[PROBLEM TO WORK ON]
The records that follow are to be transcribed in full, without their images.

(Data excerpts)
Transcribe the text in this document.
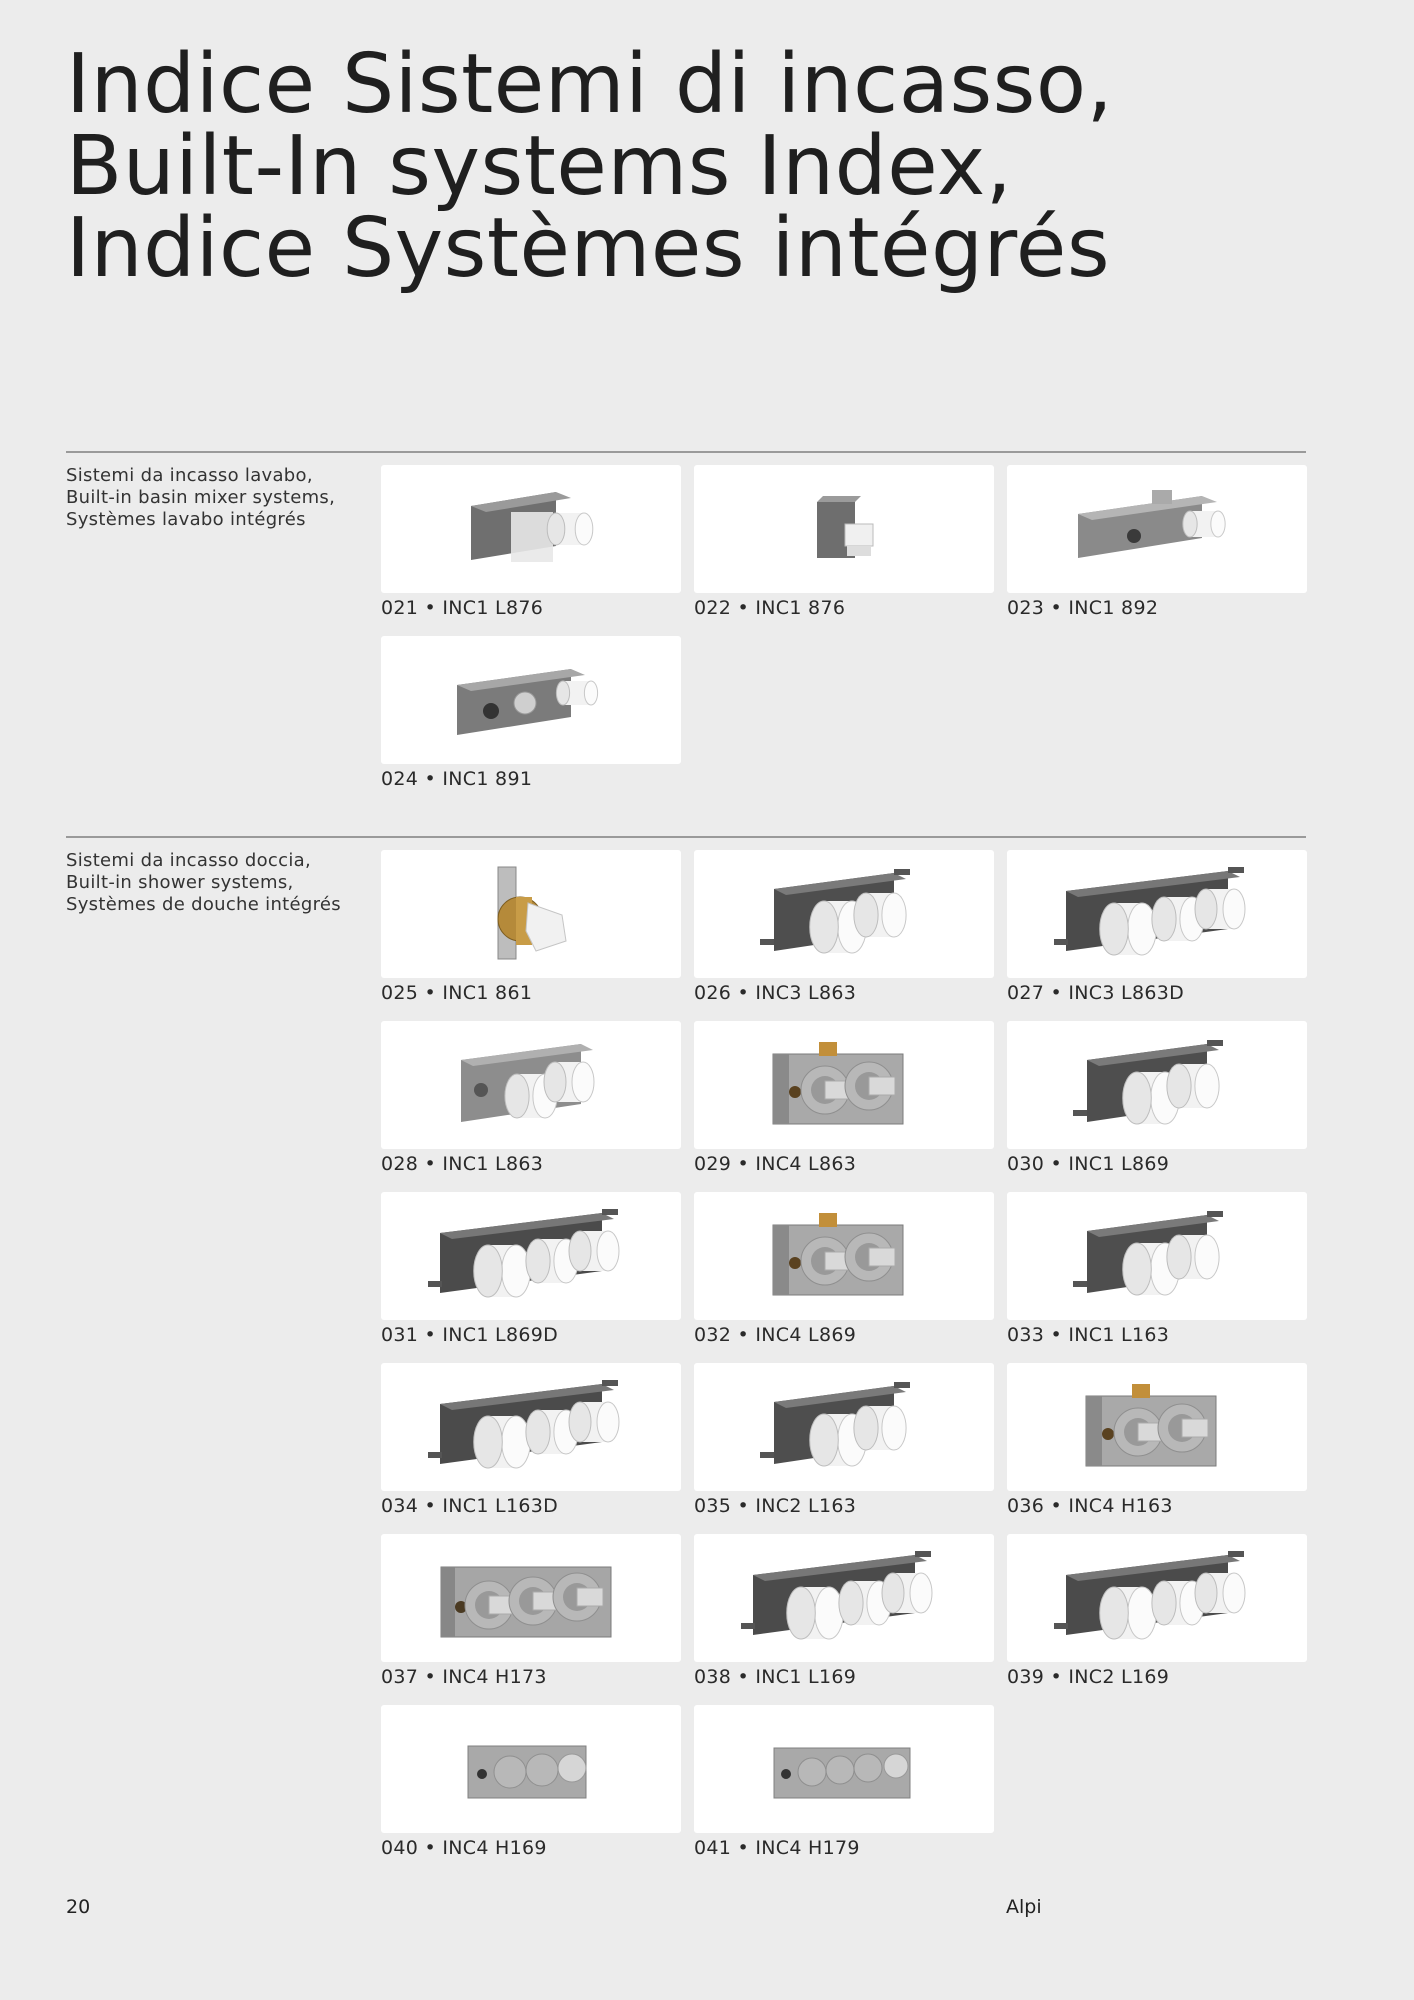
Indice Sistemi di incasso,
Built-In systems Index,
Indice Systèmes intégrés
Sistemi da incasso lavabo,
Built-in basin mixer systems,
Systèmes lavabo intégrés
021 • INC1 L876	022 • INC1 876	023 • INC1 892
024 • INC1 891
Sistemi da incasso doccia,
Built-in shower systems,
Systèmes de douche intégrés
025 • INC1 861	026 • INC3 L863	027 • INC3 L863D
028 • INC1 L863	029 • INC4 L863	030 • INC1 L869
031 • INC1 L869D	032 • INC4 L869	033 • INC1 L163
034 • INC1 L163D	035 • INC2 L163	036 • INC4 H163
037 • INC4 H173	038 • INC1 L169	039 • INC2 L169
040 • INC4 H169	041 • INC4 H179
20	Alpi
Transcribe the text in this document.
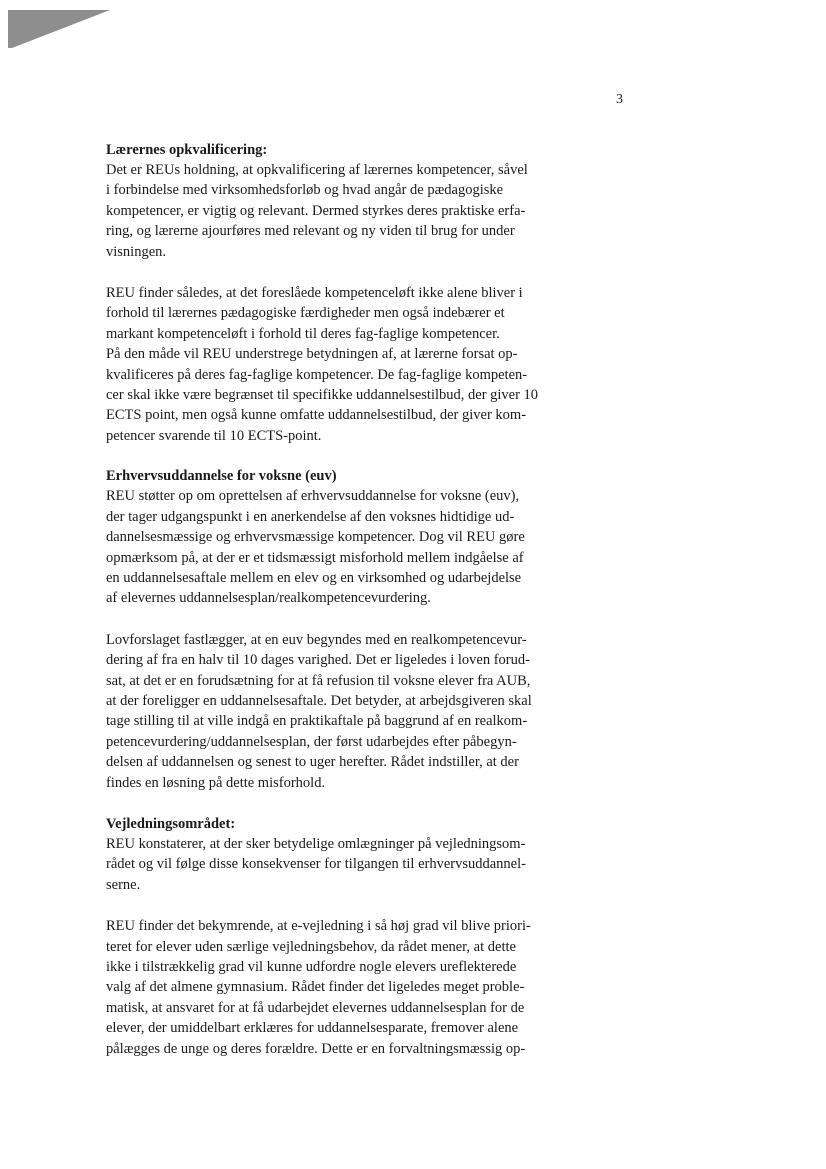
3
Lærernes opkvalificering:

Det er REUs holdning, at opkvalificering af lærernes kompetencer, såvel
i forbindelse med virksomhedsforløb og hvad angår de pædagogiske
kompetencer, er vigtig og relevant. Dermed styrkes deres praktiske erfa-
ring, og lærerne ajourføres med relevant og ny viden til brug for under
visningen.

REU finder således, at det foreslåede kompetenceløft ikke alene bliver i
forhold til lærernes pædagogiske færdigheder men også indebærer et
markant kompetenceløft i forhold til deres fag-faglige kompetencer.
På den måde vil REU understrege betydningen af, at lærerne forsat op-
kvalificeres på deres fag-faglige kompetencer. De fag-faglige kompeten-
cer skal ikke være begrænset til specifikke uddannelsestilbud, der giver 10
ECTS point, men også kunne omfatte uddannelsestilbud, der giver kom-
petencer svarende til 10 ECTS-point.

Erhvervsuddannelse for voksne (euv)

REU støtter op om oprettelsen af erhvervsuddannelse for voksne (euv),
der tager udgangspunkt i en anerkendelse af den voksnes hidtidige ud-
dannelsesmæssige og erhvervsmæssige kompetencer. Dog vil REU gøre
opmærksom på, at der er et tidsmæssigt misforhold mellem indgåelse af
en uddannelsesaftale mellem en elev og en virksomhed og udarbejdelse
af elevernes uddannelsesplan/realkompetencevurdering.

Lovforslaget fastlægger, at en euv begyndes med en realkompetencevur-
dering af fra en halv til 10 dages varighed. Det er ligeledes i loven forud-
sat, at det er en forudsætning for at få refusion til voksne elever fra AUB,
at der foreligger en uddannelsesaftale. Det betyder, at arbejdsgiveren skal
tage stilling til at ville indgå en praktikaftale på baggrund af en realkom-
petencevurdering/uddannelsesplan, der først udarbejdes efter påbegyn-
delsen af uddannelsen og senest to uger herefter. Rådet indstiller, at der
findes en løsning på dette misforhold.

Vejledningsområdet:

REU konstaterer, at der sker betydelige omlægninger på vejledningsom-
rådet og vil følge disse konsekvenser for tilgangen til erhvervsuddannel-
serne.

REU finder det bekymrende, at e-vejledning i så høj grad vil blive priori-
teret for elever uden særlige vejledningsbehov, da rådet mener, at dette
ikke i tilstrækkelig grad vil kunne udfordre nogle elevers ureflekterede
valg af det almene gymnasium. Rådet finder det ligeledes meget proble-
matisk, at ansvaret for at få udarbejdet elevernes uddannelsesplan for de
elever, der umiddelbart erklæres for uddannelsesparate, fremover alene
pålægges de unge og deres forældre. Dette er en forvaltningsmæssig op-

[OUTPUT BELOW]
Transcribe the text in this document.
Indice Sistemi di incasso,
Built-In systems Index,
Indice Systèmes intégrés
Sistemi da incasso lavabo,
Built-in basin mixer systems,
Systèmes lavabo intégrés
021 • INC1 L876	022 • INC1 876	023 • INC1 892
024 • INC1 891
Sistemi da incasso doccia,
Built-in shower systems,
Systèmes de douche intégrés
025 • INC1 861	026 • INC3 L863	027 • INC3 L863D
028 • INC1 L863	029 • INC4 L863	030 • INC1 L869
031 • INC1 L869D	032 • INC4 L869	033 • INC1 L163
034 • INC1 L163D	035 • INC2 L163	036 • INC4 H163
037 • INC4 H173	038 • INC1 L169	039 • INC2 L169
040 • INC4 H169	041 • INC4 H179
20	Alpi
Transcribe the text in this document.
3
Lærernes opkvalificering:

Det er REUs holdning, at opkvalificering af lærernes kompetencer, såvel
i forbindelse med virksomhedsforløb og hvad angår de pædagogiske
kompetencer, er vigtig og relevant. Dermed styrkes deres praktiske erfa-
ring, og lærerne ajourføres med relevant og ny viden til brug for under
visningen.

REU finder således, at det foreslåede kompetenceløft ikke alene bliver i
forhold til lærernes pædagogiske færdigheder men også indebærer et
markant kompetenceløft i forhold til deres fag-faglige kompetencer.
På den måde vil REU understrege betydningen af, at lærerne forsat op-
kvalificeres på deres fag-faglige kompetencer. De fag-faglige kompeten-
cer skal ikke være begrænset til specifikke uddannelsestilbud, der giver 10
ECTS point, men også kunne omfatte uddannelsestilbud, der giver kom-
petencer svarende til 10 ECTS-point.

Erhvervsuddannelse for voksne (euv)

REU støtter op om oprettelsen af erhvervsuddannelse for voksne (euv),
der tager udgangspunkt i en anerkendelse af den voksnes hidtidige ud-
dannelsesmæssige og erhvervsmæssige kompetencer. Dog vil REU gøre
opmærksom på, at der er et tidsmæssigt misforhold mellem indgåelse af
en uddannelsesaftale mellem en elev og en virksomhed og udarbejdelse
af elevernes uddannelsesplan/realkompetencevurdering.

Lovforslaget fastlægger, at en euv begyndes med en realkompetencevur-
dering af fra en halv til 10 dages varighed. Det er ligeledes i loven forud-
sat, at det er en forudsætning for at få refusion til voksne elever fra AUB,
at der foreligger en uddannelsesaftale. Det betyder, at arbejdsgiveren skal
tage stilling til at ville indgå en praktikaftale på baggrund af en realkom-
petencevurdering/uddannelsesplan, der først udarbejdes efter påbegyn-
delsen af uddannelsen og senest to uger herefter. Rådet indstiller, at der
findes en løsning på dette misforhold.

Vejledningsområdet:

REU konstaterer, at der sker betydelige omlægninger på vejledningsom-
rådet og vil følge disse konsekvenser for tilgangen til erhvervsuddannel-
serne.

REU finder det bekymrende, at e-vejledning i så høj grad vil blive priori-
teret for elever uden særlige vejledningsbehov, da rådet mener, at dette
ikke i tilstrækkelig grad vil kunne udfordre nogle elevers ureflekterede
valg af det almene gymnasium. Rådet finder det ligeledes meget proble-
matisk, at ansvaret for at få udarbejdet elevernes uddannelsesplan for de
elever, der umiddelbart erklæres for uddannelsesparate, fremover alene
pålægges de unge og deres forældre. Dette er en forvaltningsmæssig op-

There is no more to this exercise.